Go through the lines below. Copy those with "hervor".

----- Entries -----

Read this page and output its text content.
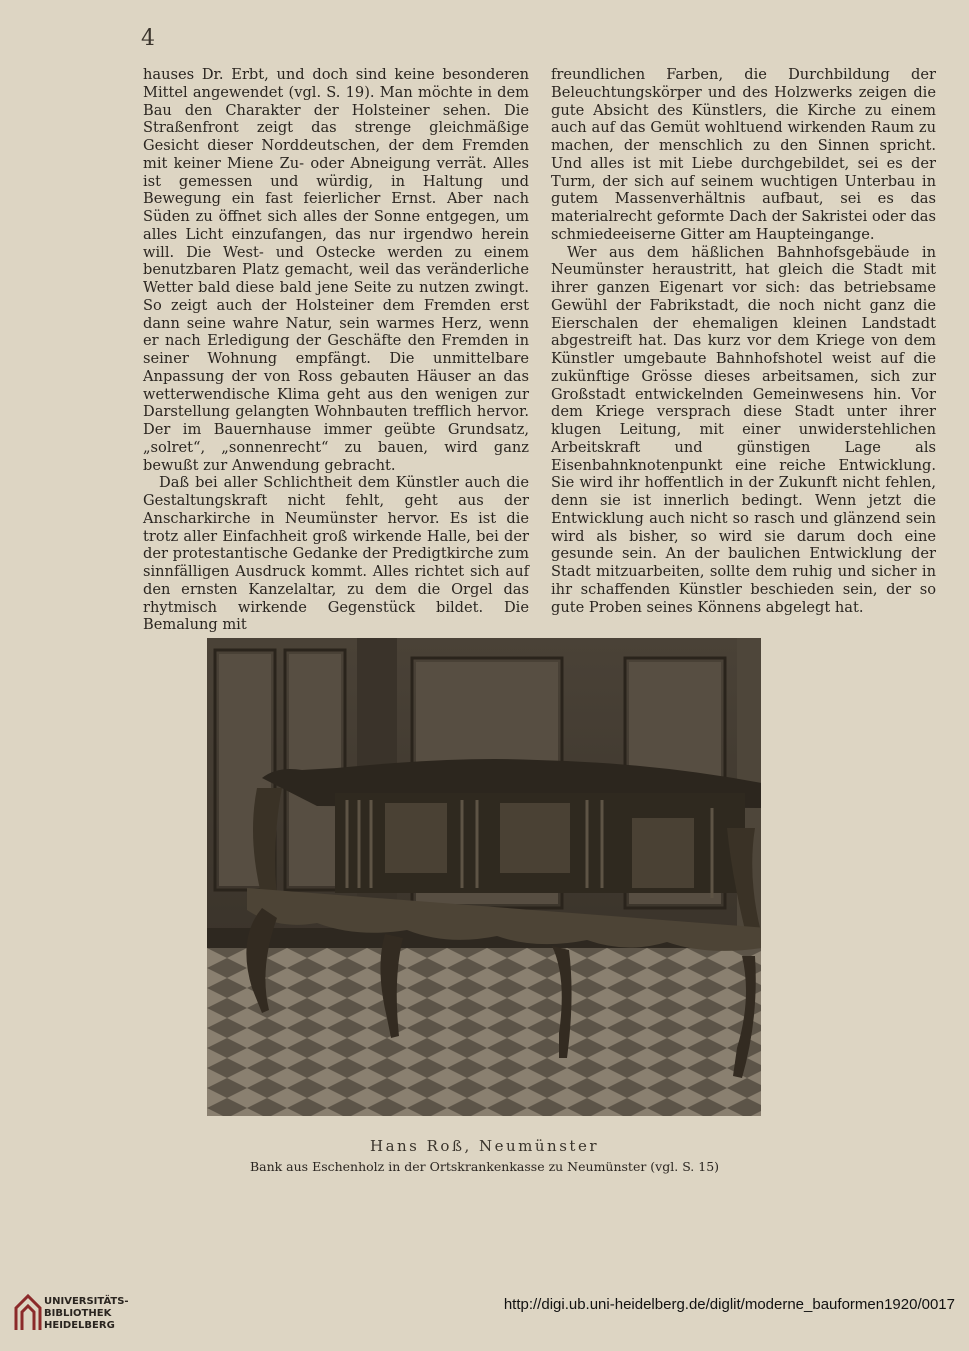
4

hauses Dr. Erbt, und doch sind keine besonderen Mittel angewendet (vgl. S. 19). Man möchte in dem Bau den Charakter der Holsteiner sehen. Die Straßenfront zeigt das strenge gleichmäßige Gesicht dieser Norddeutschen, der dem Fremden mit keiner Miene Zu- oder Abneigung verrät. Alles ist gemessen und würdig, in Haltung und Bewegung ein fast feierlicher Ernst. Aber nach Süden zu öffnet sich alles der Sonne entgegen, um alles Licht einzufangen, das nur irgendwo herein will. Die West- und Ostecke werden zu einem benutzbaren Platz gemacht, weil das veränderliche Wetter bald diese bald jene Seite zu nutzen zwingt. So zeigt auch der Holsteiner dem Fremden erst dann seine wahre Natur, sein warmes Herz, wenn er nach Erledigung der Geschäfte den Fremden in seiner Wohnung empfängt. Die unmittelbare Anpassung der von Ross gebauten Häuser an das wetterwendische Klima geht aus den wenigen zur Darstellung gelangten Wohnbauten trefflich hervor. Der im Bauernhause immer geübte Grundsatz, „solret“, „sonnenrecht“ zu bauen, wird ganz bewußt zur Anwendung gebracht.

Daß bei aller Schlichtheit dem Künstler auch die Gestaltungskraft nicht fehlt, geht aus der Anscharkirche in Neumünster hervor. Es ist die trotz aller Einfachheit groß wirkende Halle, bei der der protestantische Gedanke der Predigtkirche zum sinnfälligen Ausdruck kommt. Alles richtet sich auf den ernsten Kanzelaltar, zu dem die Orgel das rhytmisch wirkende Gegenstück bildet. Die Bemalung mit

freundlichen Farben, die Durchbildung der Beleuchtungskörper und des Holzwerks zeigen die gute Absicht des Künstlers, die Kirche zu einem auch auf das Gemüt wohltuend wirkenden Raum zu machen, der menschlich zu den Sinnen spricht. Und alles ist mit Liebe durchgebildet, sei es der Turm, der sich auf seinem wuchtigen Unterbau in gutem Massenverhältnis aufbaut, sei es das materialrecht geformte Dach der Sakristei oder das schmiedeeiserne Gitter am Haupteingange.

Wer aus dem häßlichen Bahnhofsgebäude in Neumünster heraustritt, hat gleich die Stadt mit ihrer ganzen Eigenart vor sich: das betriebsame Gewühl der Fabrikstadt, die noch nicht ganz die Eierschalen der ehemaligen kleinen Landstadt abgestreift hat. Das kurz vor dem Kriege von dem Künstler umgebaute Bahnhofshotel weist auf die zukünftige Grösse dieses arbeitsamen, sich zur Großstadt entwickelnden Gemeinwesens hin. Vor dem Kriege versprach diese Stadt unter ihrer klugen Leitung, mit einer unwiderstehlichen Arbeitskraft und günstigen Lage als Eisenbahnknotenpunkt eine reiche Entwicklung. Sie wird ihr hoffentlich in der Zukunft nicht fehlen, denn sie ist innerlich bedingt. Wenn jetzt die Entwicklung auch nicht so rasch und glänzend sein wird als bisher, so wird sie darum doch eine gesunde sein. An der baulichen Entwicklung der Stadt mitzuarbeiten, sollte dem ruhig und sicher in ihr schaffenden Künstler beschieden sein, der so gute Proben seines Könnens abgelegt hat.

Hans Roß, Neumünster
Bank aus Eschenholz in der Ortskrankenkasse zu Neumünster (vgl. S. 15)
UNIVERSITÄTS-
BIBLIOTHEK
HEIDELBERG
http://digi.ub.uni-heidelberg.de/diglit/moderne_bauformen1920/0017
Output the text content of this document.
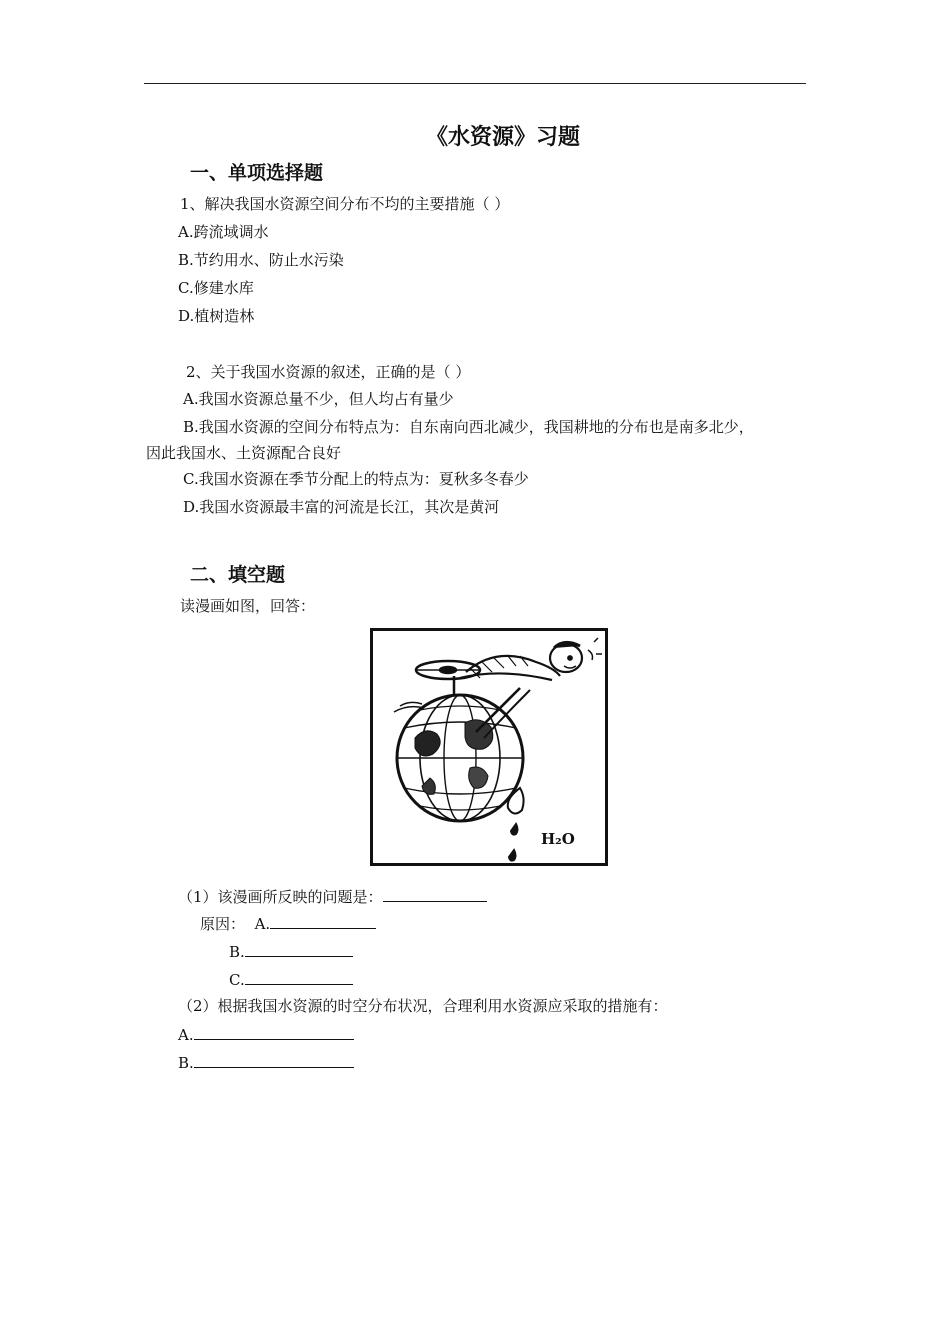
《水资源》习题
一、单项选择题
1、解决我国水资源空间分布不均的主要措施（ ）
A.跨流域调水
B.节约用水、防止水污染
C.修建水库
D.植树造林
2、关于我国水资源的叙述，正确的是（ ）
A.我国水资源总量不少，但人均占有量少
B.我国水资源的空间分布特点为：自东南向西北减少，我国耕地的分布也是南多北少，
因此我国水、土资源配合良好
C.我国水资源在季节分配上的特点为：夏秋多冬春少
D.我国水资源最丰富的河流是长江，其次是黄河
二、填空题
读漫画如图，回答：
H₂O
（1）该漫画所反映的问题是：
原因： A.
B.
C.
（2）根据我国水资源的时空分布状况，合理利用水资源应采取的措施有：
A.
B.
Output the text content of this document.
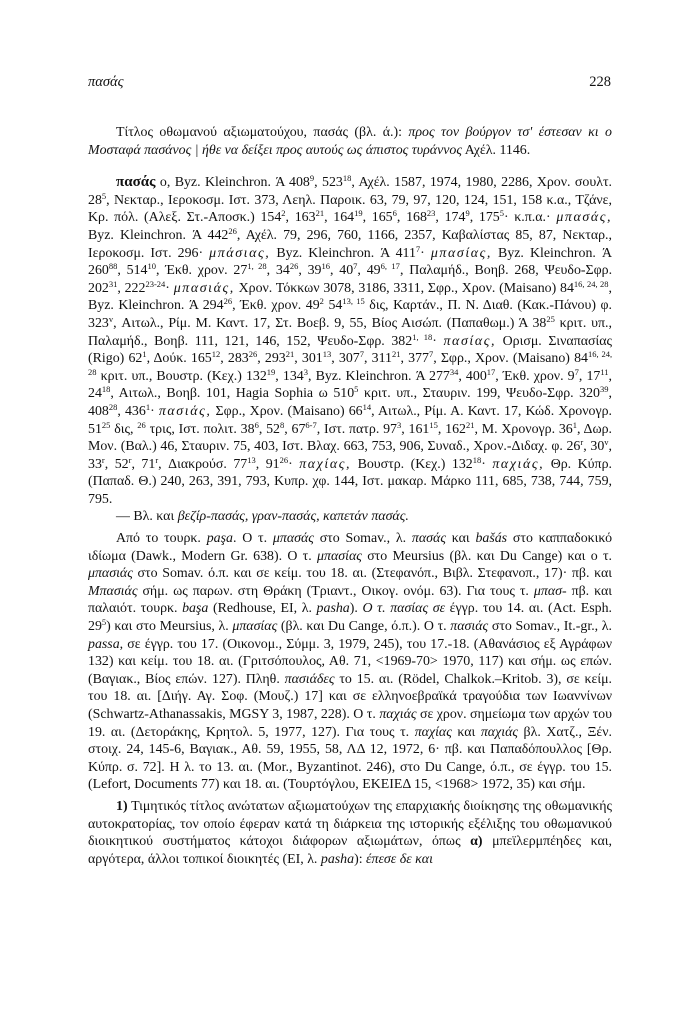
πασάς	228

Τίτλος οθωμανού αξιωματούχου, πασάς (βλ. ά.): προς τον βούργον τσ' έστεσαν κι ο Μοσταφά πασάνος | ήθε να δείξει προς αυτούς ως άπιστος τυράννος Αχέλ. 1146.

πασάς ο, Byz. Kleinchron. Ά $408^9$, $523^{18}$, Αχέλ. 1587, 1974, 1980, 2286, Χρον. σουλτ. $28^5$, Νεκταρ., Ιεροκοσμ. Ιστ. 373, Λεηλ. Παροικ. 63, 79, 97, 120, 124, 151, 158 κ.α., Τζάνε, Κρ. πόλ. (Αλεξ. Στ.-Αποσκ.) $154^2$, $163^{21}$, $164^{19}$, $165^6$, $168^{23}$, $174^9$, $175^5\cdot \kappa.\pi.\alpha.\cdot \mu\pi\alpha\sigma ά\varsigma$, Byz. Kleinchron. Ά $442^{26}$, Αχέλ. 79, 296, 760, 1166, 2357, Καβαλίστας 85, 87, Νεκταρ., Ιεροκοσμ. Ιστ. 296· μπάσιας, Byz. Kleinchron. Ά $411^7\cdot \mu\pi\alpha\sigma ί\alpha\varsigma$, Byz. Kleinchron. Ά $260^{88}$, $514^{10}$, Έκθ. χρον. 27$^{1, 28}$, $34^{26}$, $39^{16}$, $40^7$, 49$^{6, 17}$, Παλαμήδ., Βοηβ. 268, Ψευδο-Σφρ. $202^{31}$, $222^{23-24}\cdot \mu\pi\alpha\sigma\iota ά\varsigma$, Χρον. Τόκκων 3078, 3186, 3311, Σφρ., Χρον. (Maisano) 84$^{16, 24, 28}$, Byz. Kleinchron. Ά $294^{26}$, Έκθ. χρον. $49^2$ 54$^{13, 15}$ δις, Καρτάν., Π. Ν. Διαθ. (Κακ.-Πάνου) φ. 323$^v$, Αιτωλ., Ρίμ. Μ. Καντ. 17, Στ. Βοεβ. 9, 55, Βίος Αισώπ. (Παπαθωμ.) Ά $38^{25}$ κριτ. υπ., Παλαμήδ., Βοηβ. 111, 121, 146, 152, Ψευδο-Σφρ. $382^{1, 18}\cdot \pi\alpha\sigma ί\alpha\varsigma$, Ορισμ. Σιναπασίας (Rigo) $62^1$, Δούκ. $165^{12}$, $283^{26}$, $293^{21}$, $301^{13}$, $307^7$, $311^{21}$, $377^7$, Σφρ., Χρον. (Maisano) 84$^{16, 24, 28}$ κριτ. υπ., Βουστρ. (Κεχ.) $132^{19}$, $134^3$, Byz. Kleinchron. Ά $277^{34}$, $400^{17}$, Έκθ. χρον. $9^7$, $17^{11}$, $24^{18}$, Αιτωλ., Βοηβ. 101, Hagia Sophia ω $510^5$ κριτ. υπ., Σταυριν. 199, Ψευδο-Σφρ. $320^{39}$, $408^{28}$, $436^1\cdot \pi\alpha\sigma\iota ά\varsigma$, Σφρ., Χρον. (Maisano) $66^{14}$, Αιτωλ., Ρίμ. Α. Καντ. 17, Κώδ. Χρονογρ. $51^{25}$ δις, $^{26}$ τρις, Ιστ. πολιτ. $38^6$, $52^8$, 67$^{6-7}$, Ιστ. πατρ. $97^3$, $161^{15}$, $162^{21}$, Μ. Χρονογρ. $36^1$, Δωρ. Μον. (Βαλ.) 46, Σταυριν. 75, 403, Ιστ. Βλαχ. 663, 753, 906, Συναδ., Χρον.-Διδαχ. φ. 26$^r$, 30$^v$, 33$^r$, 52$^r$, 71$^r$, Διακρούσ. $77^{13}$, $91^{26}\cdot \pi\alpha\chi ί\alpha\varsigma$, Βουστρ. (Κεχ.) $132^{18}\cdot \pi\alpha\chi\iota ά\varsigma$, Θρ. Κύπρ. (Παπαδ. Θ.) 240, 263, 391, 793, Κυπρ. χφ. 144, Ιστ. μακαρ. Μάρκο 111, 685, 738, 744, 759, 795.

— Βλ. και βεζίρ-πασάς, γραν-πασάς, καπετάν πασάς.

Από το τουρκ. paşa. Ο τ. μπασάς στο Somav., λ. πασάς και bašás στο καππαδοκικό ιδίωμα (Dawk., Modern Gr. 638). Ο τ. μπασίας στο Meursius (βλ. και Du Cange) και ο τ. μπασιάς στο Somav. ό.π. και σε κείμ. του 18. αι. (Στεφανόπ., Βιβλ. Στεφανοπ., 17)· πβ. και Μπασιάς σήμ. ως παρων. στη Θράκη (Τριαντ., Οικογ. ονόμ. 63). Για τους τ. μπασ- πβ. και παλαιότ. τουρκ. başa (Redhouse, EI, λ. pasha). Ο τ. πασίας σε έγγρ. του 14. αι. (Act. Esph. $29^5$) και στο Meursius, λ. μπασίας (βλ. και Du Cange, ό.π.). Ο τ. πασιάς στο Somav., It.-gr., λ. passa, σε έγγρ. του 17. (Οικονομ., Σύμμ. 3, 1979, 245), του 17.-18. (Αθανάσιος εξ Αγράφων 132) και κείμ. του 18. αι. (Γριτσόπουλος, Αθ. 71, <1969-70> 1970, 117) και σήμ. ως επών. (Βαγιακ., Βίος επών. 127). Πληθ. πασιάδες το 15. αι. (Rödel, Chalkok.–Kritob. 3), σε κείμ. του 18. αι. [Διήγ. Αγ. Σοφ. (Μουζ.) 17] και σε ελληνοεβραϊκά τραγούδια των Ιωαννίνων (Schwartz-Athanassakis, MGSY 3, 1987, 228). Ο τ. παχιάς σε χρον. σημείωμα των αρχών του 19. αι. (Δετοράκης, Κρητολ. 5, 1977, 127). Για τους τ. παχίας και παχιάς βλ. Χατζ., Ξέν. στοιχ. 24, 145-6, Βαγιακ., Αθ. 59, 1955, 58, ΛΔ 12, 1972, 6· πβ. και Παπαδόπουλλος [Θρ. Κύπρ. σ. 72]. Η λ. το 13. αι. (Mor., Byzantinot. 246), στο Du Cange, ό.π., σε έγγρ. του 15. (Lefort, Documents 77) και 18. αι. (Τουρτόγλου, ΕΚΕΙΕΔ 15, <1968> 1972, 35) και σήμ.

1) Τιμητικός τίτλος ανώτατων αξιωματούχων της επαρχιακής διοίκησης της οθωμανικής αυτοκρατορίας, τον οποίο έφεραν κατά τη διάρκεια της ιστορικής εξέλιξης του οθωμανικού διοικητικού συστήματος κάτοχοι διάφορων αξιωμάτων, όπως α) μπεϊλερμπέηδες και, αργότερα, άλλοι τοπικοί διοικητές (EI, λ. pasha): έπεσε δε και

-----

# [Final result]
hauses Dr. Erbt, und doch sind keine besonderen Mittel angewendet (vgl. S. 19). Man möchte in dem Bau den Charakter der Holsteiner sehen. Die Straßenfront zeigt das strenge gleichmäßige Gesicht dieser Norddeutschen, der dem Fremden mit keiner Miene Zu- oder Abneigung verrät. Alles ist gemessen und würdig, in Haltung und Bewegung ein fast feierlicher Ernst. Aber nach Süden zu öffnet sich alles der Sonne entgegen, um alles Licht einzufangen, das nur irgendwo herein will. Die West- und Ostecke werden zu einem benutzbaren Platz gemacht, weil das veränderliche Wetter bald diese bald jene Seite zu nutzen zwingt. So zeigt auch der Holsteiner dem Fremden erst dann seine wahre Natur, sein warmes Herz, wenn er nach Erledigung der Geschäfte den Fremden in seiner Wohnung empfängt. Die unmittelbare Anpassung der von Ross gebauten Häuser an das wetterwendische Klima geht aus den wenigen zur Darstellung gelangten Wohnbauten trefflich hervor. Der im Bauernhause immer geübte Grundsatz, „solret“, „sonnenrecht“ zu bauen, wird ganz bewußt zur Anwendung gebracht.
Daß bei aller Schlichtheit dem Künstler auch die Gestaltungskraft nicht fehlt, geht aus der Anscharkirche in Neumünster hervor. Es ist die trotz aller Einfachheit groß wirkende Halle, bei der der protestantische Gedanke der Predigtkirche zum sinnfälligen Ausdruck kommt. Alles richtet sich auf den ernsten Kanzelaltar, zu dem die Orgel das rhytmisch wirkende Gegenstück bildet. Die Bemalung mit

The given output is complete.